→ **EXERCISE**:
Output the data exactly, with every line intact.

[Dataset excerpt]
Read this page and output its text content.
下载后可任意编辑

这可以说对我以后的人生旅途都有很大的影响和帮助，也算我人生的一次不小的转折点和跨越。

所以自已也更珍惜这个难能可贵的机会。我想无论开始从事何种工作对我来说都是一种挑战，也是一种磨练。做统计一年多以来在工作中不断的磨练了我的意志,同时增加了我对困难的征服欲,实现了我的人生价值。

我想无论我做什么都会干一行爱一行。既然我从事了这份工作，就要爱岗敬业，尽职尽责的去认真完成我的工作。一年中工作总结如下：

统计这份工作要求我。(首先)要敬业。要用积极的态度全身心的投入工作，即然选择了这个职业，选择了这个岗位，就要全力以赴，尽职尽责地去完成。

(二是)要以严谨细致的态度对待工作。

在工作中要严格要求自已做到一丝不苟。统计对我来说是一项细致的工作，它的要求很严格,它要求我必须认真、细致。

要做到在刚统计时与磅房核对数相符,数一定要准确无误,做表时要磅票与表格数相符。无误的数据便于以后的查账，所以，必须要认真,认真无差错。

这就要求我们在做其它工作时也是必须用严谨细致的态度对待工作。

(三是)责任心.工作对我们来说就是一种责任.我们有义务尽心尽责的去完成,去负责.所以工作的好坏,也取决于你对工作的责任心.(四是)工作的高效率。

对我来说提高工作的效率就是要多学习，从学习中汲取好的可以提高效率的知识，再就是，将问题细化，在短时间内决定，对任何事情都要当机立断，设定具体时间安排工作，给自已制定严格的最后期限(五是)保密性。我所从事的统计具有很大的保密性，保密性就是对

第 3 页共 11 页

→ **THE SOLUTION**:
Read this page and output its text content.
下载后可任意编辑

这可以说对我以后的人生旅途都有很大的影响和帮助，也算我人生的一次不小的转折点和跨越。

所以自已也更珍惜这个难能可贵的机会。我想无论开始从事何种工作对我来说都是一种挑战，也是一种磨练。做统计一年多以来在工作中不断的磨练了我的意志,同时增加了我对困难的征服欲,实现了我的人生价值。

我想无论我做什么都会干一行爱一行。既然我从事了这份工作，就要爱岗敬业，尽职尽责的去认真完成我的工作。一年中工作总结如下：

统计这份工作要求我。(首先)要敬业。要用积极的态度全身心的投入工作，即然选择了这个职业，选择了这个岗位，就要全力以赴，尽职尽责地去完成。

(二是)要以严谨细致的态度对待工作。

在工作中要严格要求自已做到一丝不苟。统计对我来说是一项细致的工作，它的要求很严格,它要求我必须认真、细致。

要做到在刚统计时与磅房核对数相符,数一定要准确无误,做表时要磅票与表格数相符。无误的数据便于以后的查账，所以，必须要认真,认真无差错。

这就要求我们在做其它工作时也是必须用严谨细致的态度对待工作。

(三是)责任心.工作对我们来说就是一种责任.我们有义务尽心尽责的去完成,去负责.所以工作的好坏,也取决于你对工作的责任心.(四是)工作的高效率。

对我来说提高工作的效率就是要多学习，从学习中汲取好的可以提高效率的知识，再就是，将问题细化，在短时间内决定，对任何事情都要当机立断，设定具体时间安排工作，给自已制定严格的最后期限(五是)保密性。我所从事的统计具有很大的保密性，保密性就是对

第 3 页共 11 页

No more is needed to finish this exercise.